WRITTEN EXERCISE: In your copy, reproduce the entries exactly as they are, minus the images.
[start of RECORD LIST]
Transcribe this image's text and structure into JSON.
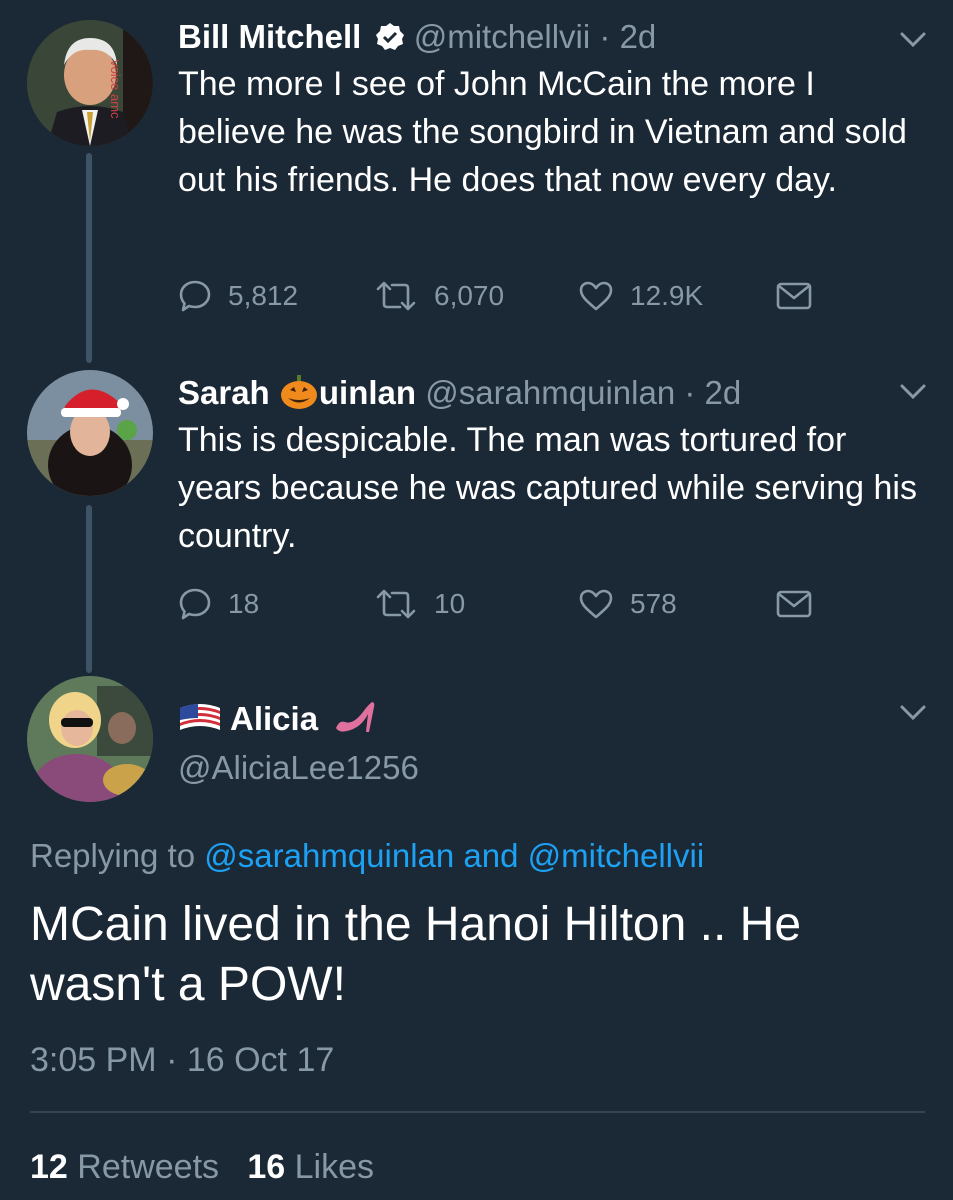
{
  "colors": {
    "background": "#1b2836",
    "text_primary": "#ffffff",
    "text_secondary": "#8899a6",
    "link": "#1da1f2",
    "thread_line": "#3d5466",
    "heart_shoe": "#e0719f"
  },
  "tweets": [
    {
      "name": "Bill Mitchell",
      "verified": true,
      "handle": "@mitchellvii",
      "sep": "·",
      "time": "2d",
      "text": "The more I see of John McCain the more I believe he was the songbird in Vietnam and sold out his friends. He does that now every day.",
      "avatar_text": "voice amc",
      "replies": "5,812",
      "retweets": "6,070",
      "likes": "12.9K",
      "icons": [
        "reply-icon",
        "retweet-icon",
        "like-icon",
        "message-icon",
        "chevron-down-icon",
        "verified-icon"
      ]
    },
    {
      "name_part1": "Sarah ",
      "name_part2": "uinlan",
      "name_emoji": "pumpkin-icon",
      "handle": "@sarahmquinlan",
      "sep": "·",
      "time": "2d",
      "text": "This is despicable. The man was tortured for years because he was captured while serving his country.",
      "replies": "18",
      "retweets": "10",
      "likes": "578"
    }
  ],
  "main_tweet": {
    "name": "Alicia",
    "name_prefix_icon": "us-flag-icon",
    "name_suffix_icon": "high-heel-icon",
    "handle": "@AliciaLee1256",
    "replying_to_label": "Replying to",
    "mention1": "@sarahmquinlan",
    "and_word": "and",
    "mention2": "@mitchellvii",
    "text": "MCain lived in the Hanoi Hilton .. He wasn't a POW!",
    "timestamp": "3:05 PM · 16 Oct 17",
    "retweets_count": "12",
    "retweets_label": "Retweets",
    "likes_count": "16",
    "likes_label": "Likes"
  }
}
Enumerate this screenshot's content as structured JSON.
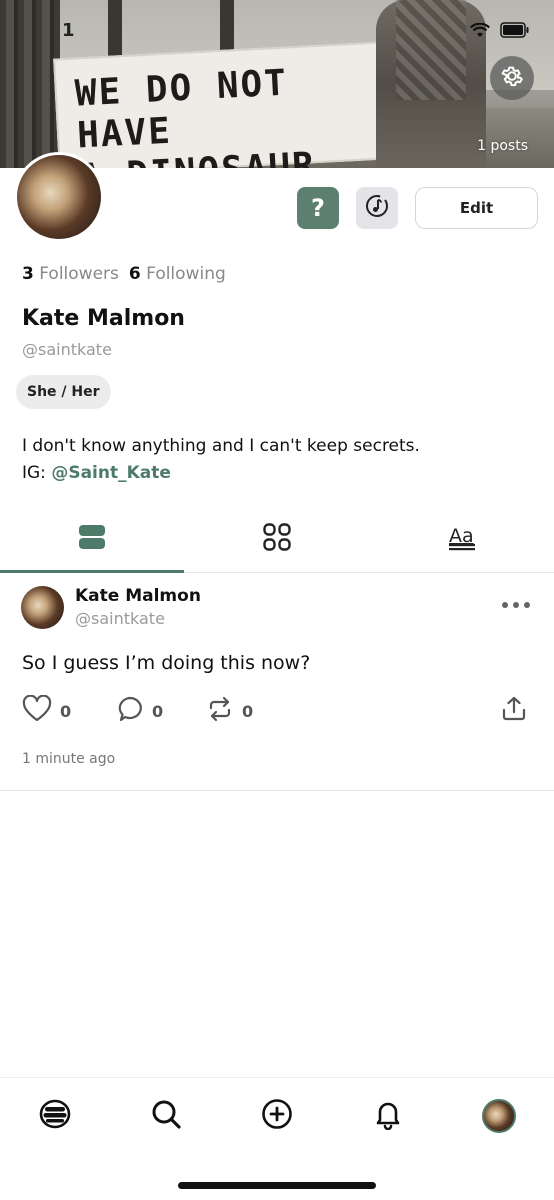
{
  "status_bar": {
    "time": "1"
  },
  "header": {
    "sign_line1": "WE DO NOT HAVE",
    "sign_line2": "A DINOSAUR",
    "posts_count": "1 posts"
  },
  "actions": {
    "question_label": "?",
    "edit_label": "Edit"
  },
  "profile": {
    "followers_count": "3",
    "followers_label": "Followers",
    "following_count": "6",
    "following_label": "Following",
    "name": "Kate Malmon",
    "handle": "@saintkate",
    "pronouns": "She / Her",
    "bio_line1": "I don't know anything and I can't keep secrets.",
    "bio_ig_prefix": "IG: ",
    "bio_ig_handle": "@Saint_Kate"
  },
  "tabs": [
    {
      "name": "posts-list",
      "icon": "list-icon",
      "active": true
    },
    {
      "name": "grid",
      "icon": "grid-icon",
      "active": false
    },
    {
      "name": "text",
      "icon": "text-format-icon",
      "active": false
    }
  ],
  "post": {
    "author_name": "Kate Malmon",
    "author_handle": "@saintkate",
    "text": "So I guess I’m doing this now?",
    "likes": "0",
    "comments": "0",
    "reposts": "0",
    "time_ago": "1 minute ago"
  },
  "bottom_nav": [
    "home-icon",
    "search-icon",
    "add-icon",
    "notifications-icon",
    "profile-avatar"
  ],
  "colors": {
    "accent": "#4e7a6a",
    "question_button": "#5c7f70"
  }
}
[end of RECORD LIST]
EXERCISE OUTPUT:
Transcribe this image's text and structure into JSON.
{
  "colors": {
    "background": "#1b2836",
    "text_primary": "#ffffff",
    "text_secondary": "#8899a6",
    "link": "#1da1f2",
    "thread_line": "#3d5466",
    "heart_shoe": "#e0719f"
  },
  "tweets": [
    {
      "name": "Bill Mitchell",
      "verified": true,
      "handle": "@mitchellvii",
      "sep": "·",
      "time": "2d",
      "text": "The more I see of John McCain the more I believe he was the songbird in Vietnam and sold out his friends. He does that now every day.",
      "avatar_text": "voice amc",
      "replies": "5,812",
      "retweets": "6,070",
      "likes": "12.9K",
      "icons": [
        "reply-icon",
        "retweet-icon",
        "like-icon",
        "message-icon",
        "chevron-down-icon",
        "verified-icon"
      ]
    },
    {
      "name_part1": "Sarah ",
      "name_part2": "uinlan",
      "name_emoji": "pumpkin-icon",
      "handle": "@sarahmquinlan",
      "sep": "·",
      "time": "2d",
      "text": "This is despicable. The man was tortured for years because he was captured while serving his country.",
      "replies": "18",
      "retweets": "10",
      "likes": "578"
    }
  ],
  "main_tweet": {
    "name": "Alicia",
    "name_prefix_icon": "us-flag-icon",
    "name_suffix_icon": "high-heel-icon",
    "handle": "@AliciaLee1256",
    "replying_to_label": "Replying to",
    "mention1": "@sarahmquinlan",
    "and_word": "and",
    "mention2": "@mitchellvii",
    "text": "MCain lived in the Hanoi Hilton .. He wasn't a POW!",
    "timestamp": "3:05 PM · 16 Oct 17",
    "retweets_count": "12",
    "retweets_label": "Retweets",
    "likes_count": "16",
    "likes_label": "Likes"
  }
}
Enumerate this screenshot's content as structured JSON.
{
  "status_bar": {
    "time": "1"
  },
  "header": {
    "sign_line1": "WE DO NOT HAVE",
    "sign_line2": "A DINOSAUR",
    "posts_count": "1 posts"
  },
  "actions": {
    "question_label": "?",
    "edit_label": "Edit"
  },
  "profile": {
    "followers_count": "3",
    "followers_label": "Followers",
    "following_count": "6",
    "following_label": "Following",
    "name": "Kate Malmon",
    "handle": "@saintkate",
    "pronouns": "She / Her",
    "bio_line1": "I don't know anything and I can't keep secrets.",
    "bio_ig_prefix": "IG: ",
    "bio_ig_handle": "@Saint_Kate"
  },
  "tabs": [
    {
      "name": "posts-list",
      "icon": "list-icon",
      "active": true
    },
    {
      "name": "grid",
      "icon": "grid-icon",
      "active": false
    },
    {
      "name": "text",
      "icon": "text-format-icon",
      "active": false
    }
  ],
  "post": {
    "author_name": "Kate Malmon",
    "author_handle": "@saintkate",
    "text": "So I guess I’m doing this now?",
    "likes": "0",
    "comments": "0",
    "reposts": "0",
    "time_ago": "1 minute ago"
  },
  "bottom_nav": [
    "home-icon",
    "search-icon",
    "add-icon",
    "notifications-icon",
    "profile-avatar"
  ],
  "colors": {
    "accent": "#4e7a6a",
    "question_button": "#5c7f70"
  }
}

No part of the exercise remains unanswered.